For this exercise, repeat all of the material verbatim apart from its images.

RECORDS PROVIDED:
##############################

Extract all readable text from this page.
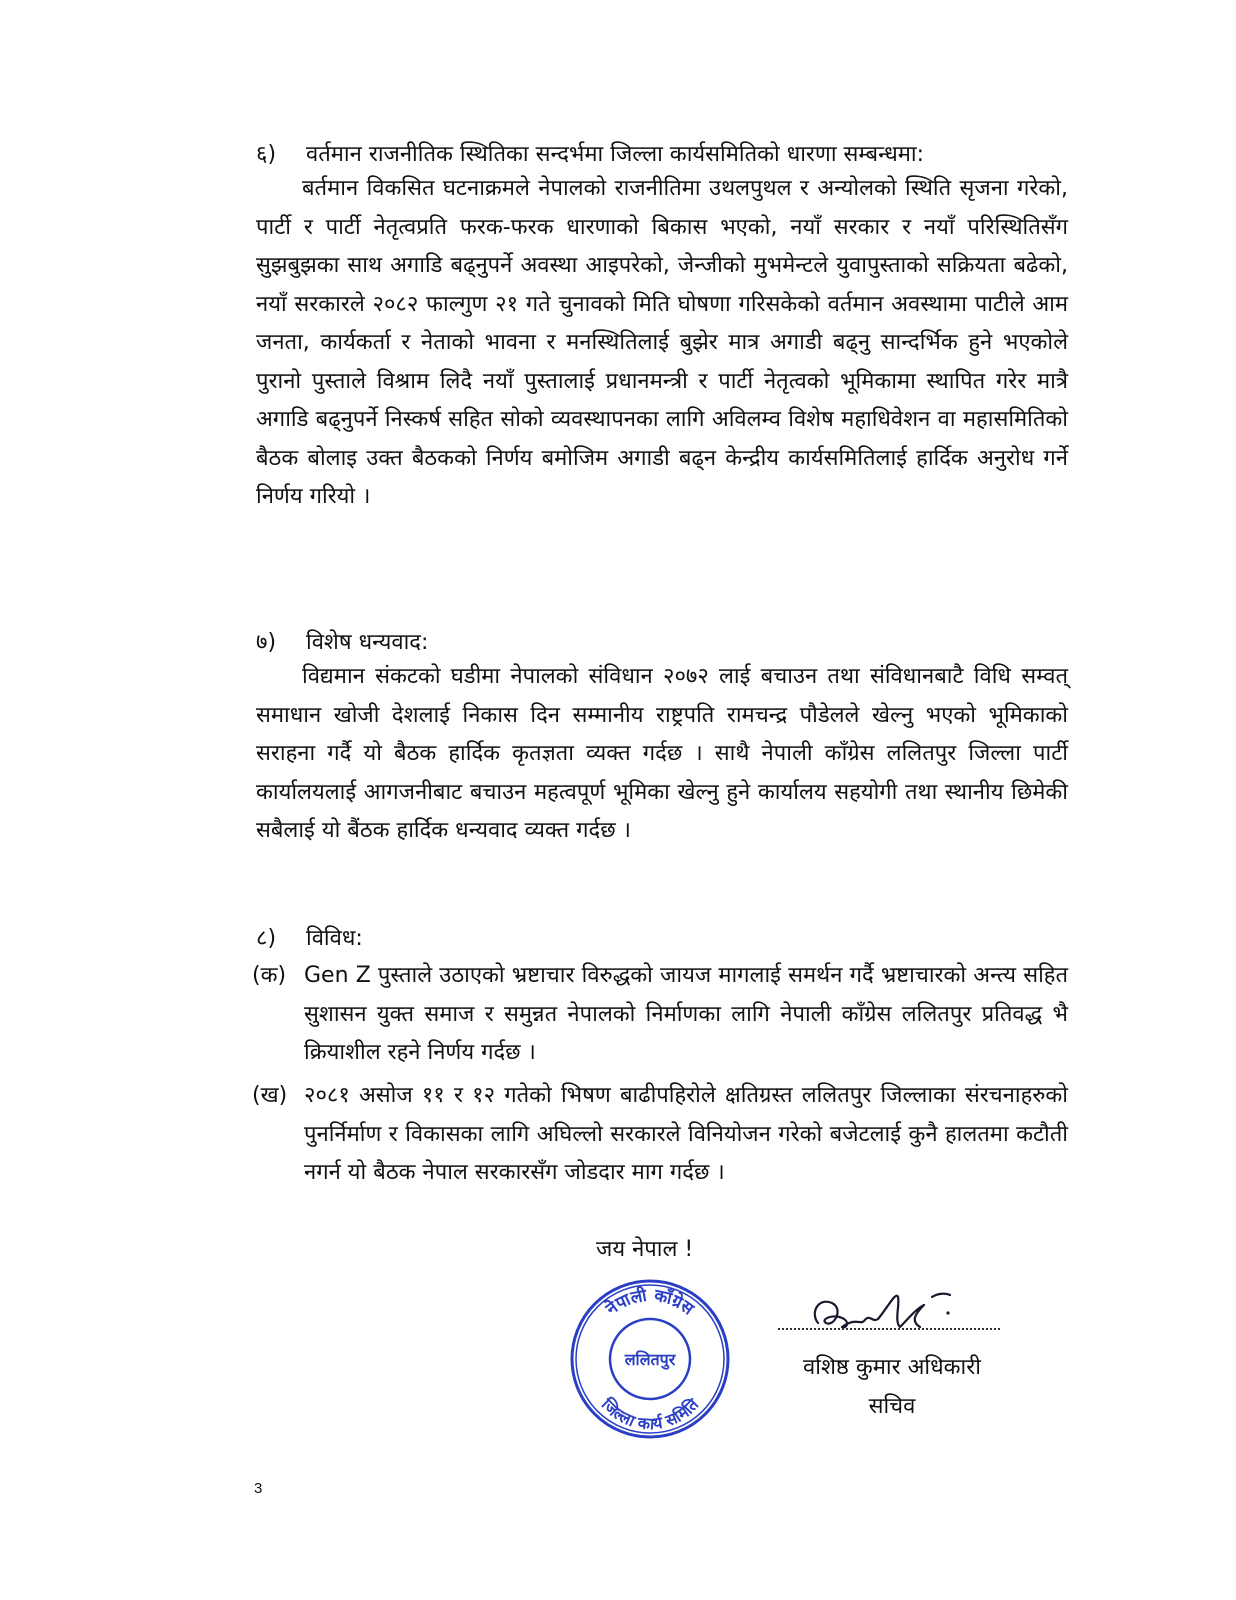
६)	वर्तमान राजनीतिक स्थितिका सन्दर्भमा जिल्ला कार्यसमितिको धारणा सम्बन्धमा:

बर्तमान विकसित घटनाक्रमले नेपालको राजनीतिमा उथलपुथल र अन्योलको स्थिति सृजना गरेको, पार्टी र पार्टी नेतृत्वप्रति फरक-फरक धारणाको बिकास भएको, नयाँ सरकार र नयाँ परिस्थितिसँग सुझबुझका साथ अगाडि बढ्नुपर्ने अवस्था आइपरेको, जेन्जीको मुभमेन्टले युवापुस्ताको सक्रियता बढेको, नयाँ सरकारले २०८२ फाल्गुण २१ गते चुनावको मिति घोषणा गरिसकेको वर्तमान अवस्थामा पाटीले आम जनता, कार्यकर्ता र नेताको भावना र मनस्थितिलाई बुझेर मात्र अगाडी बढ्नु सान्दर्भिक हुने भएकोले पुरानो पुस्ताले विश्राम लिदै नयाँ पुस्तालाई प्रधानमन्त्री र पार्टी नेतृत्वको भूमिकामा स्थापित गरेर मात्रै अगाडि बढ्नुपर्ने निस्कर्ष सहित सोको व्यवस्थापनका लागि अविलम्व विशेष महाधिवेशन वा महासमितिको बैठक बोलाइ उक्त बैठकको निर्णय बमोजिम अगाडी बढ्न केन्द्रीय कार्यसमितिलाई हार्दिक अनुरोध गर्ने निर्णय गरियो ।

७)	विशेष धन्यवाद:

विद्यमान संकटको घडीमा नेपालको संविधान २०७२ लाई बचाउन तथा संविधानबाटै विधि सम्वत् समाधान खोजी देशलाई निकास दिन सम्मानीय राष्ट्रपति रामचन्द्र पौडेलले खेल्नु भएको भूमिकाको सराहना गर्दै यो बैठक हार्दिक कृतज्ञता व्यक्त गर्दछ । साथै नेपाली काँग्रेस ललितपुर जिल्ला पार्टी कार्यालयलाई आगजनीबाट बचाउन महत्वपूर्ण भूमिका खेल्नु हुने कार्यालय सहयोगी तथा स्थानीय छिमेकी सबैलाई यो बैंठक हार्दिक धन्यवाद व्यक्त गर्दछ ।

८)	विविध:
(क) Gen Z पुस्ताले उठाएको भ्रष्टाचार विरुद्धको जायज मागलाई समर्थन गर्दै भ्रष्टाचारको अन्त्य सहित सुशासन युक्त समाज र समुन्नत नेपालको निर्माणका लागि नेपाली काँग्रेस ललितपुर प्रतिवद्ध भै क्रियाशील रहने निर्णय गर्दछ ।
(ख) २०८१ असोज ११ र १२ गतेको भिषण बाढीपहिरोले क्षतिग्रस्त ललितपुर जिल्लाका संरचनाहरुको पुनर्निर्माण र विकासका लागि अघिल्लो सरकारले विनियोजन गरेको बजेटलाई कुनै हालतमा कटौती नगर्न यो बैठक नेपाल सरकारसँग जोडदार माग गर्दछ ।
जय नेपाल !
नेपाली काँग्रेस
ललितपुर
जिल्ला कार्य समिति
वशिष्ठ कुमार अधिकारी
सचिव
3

##############################

CORRECT OUTPUT:
Extract all readable text from this page.
६)	वर्तमान राजनीतिक स्थितिका सन्दर्भमा जिल्ला कार्यसमितिको धारणा सम्बन्धमा:

बर्तमान विकसित घटनाक्रमले नेपालको राजनीतिमा उथलपुथल र अन्योलको स्थिति सृजना गरेको, पार्टी र पार्टी नेतृत्वप्रति फरक-फरक धारणाको बिकास भएको, नयाँ सरकार र नयाँ परिस्थितिसँग सुझबुझका साथ अगाडि बढ्नुपर्ने अवस्था आइपरेको, जेन्जीको मुभमेन्टले युवापुस्ताको सक्रियता बढेको, नयाँ सरकारले २०८२ फाल्गुण २१ गते चुनावको मिति घोषणा गरिसकेको वर्तमान अवस्थामा पाटीले आम जनता, कार्यकर्ता र नेताको भावना र मनस्थितिलाई बुझेर मात्र अगाडी बढ्नु सान्दर्भिक हुने भएकोले पुरानो पुस्ताले विश्राम लिदै नयाँ पुस्तालाई प्रधानमन्त्री र पार्टी नेतृत्वको भूमिकामा स्थापित गरेर मात्रै अगाडि बढ्नुपर्ने निस्कर्ष सहित सोको व्यवस्थापनका लागि अविलम्व विशेष महाधिवेशन वा महासमितिको बैठक बोलाइ उक्त बैठकको निर्णय बमोजिम अगाडी बढ्न केन्द्रीय कार्यसमितिलाई हार्दिक अनुरोध गर्ने निर्णय गरियो ।

७)	विशेष धन्यवाद:

विद्यमान संकटको घडीमा नेपालको संविधान २०७२ लाई बचाउन तथा संविधानबाटै विधि सम्वत् समाधान खोजी देशलाई निकास दिन सम्मानीय राष्ट्रपति रामचन्द्र पौडेलले खेल्नु भएको भूमिकाको सराहना गर्दै यो बैठक हार्दिक कृतज्ञता व्यक्त गर्दछ । साथै नेपाली काँग्रेस ललितपुर जिल्ला पार्टी कार्यालयलाई आगजनीबाट बचाउन महत्वपूर्ण भूमिका खेल्नु हुने कार्यालय सहयोगी तथा स्थानीय छिमेकी सबैलाई यो बैंठक हार्दिक धन्यवाद व्यक्त गर्दछ ।

८)	विविध:
(क) Gen Z पुस्ताले उठाएको भ्रष्टाचार विरुद्धको जायज मागलाई समर्थन गर्दै भ्रष्टाचारको अन्त्य सहित सुशासन युक्त समाज र समुन्नत नेपालको निर्माणका लागि नेपाली काँग्रेस ललितपुर प्रतिवद्ध भै क्रियाशील रहने निर्णय गर्दछ ।
(ख) २०८१ असोज ११ र १२ गतेको भिषण बाढीपहिरोले क्षतिग्रस्त ललितपुर जिल्लाका संरचनाहरुको पुनर्निर्माण र विकासका लागि अघिल्लो सरकारले विनियोजन गरेको बजेटलाई कुनै हालतमा कटौती नगर्न यो बैठक नेपाल सरकारसँग जोडदार माग गर्दछ ।
जय नेपाल !
नेपाली काँग्रेस
ललितपुर
जिल्ला कार्य समिति
वशिष्ठ कुमार अधिकारी
सचिव
3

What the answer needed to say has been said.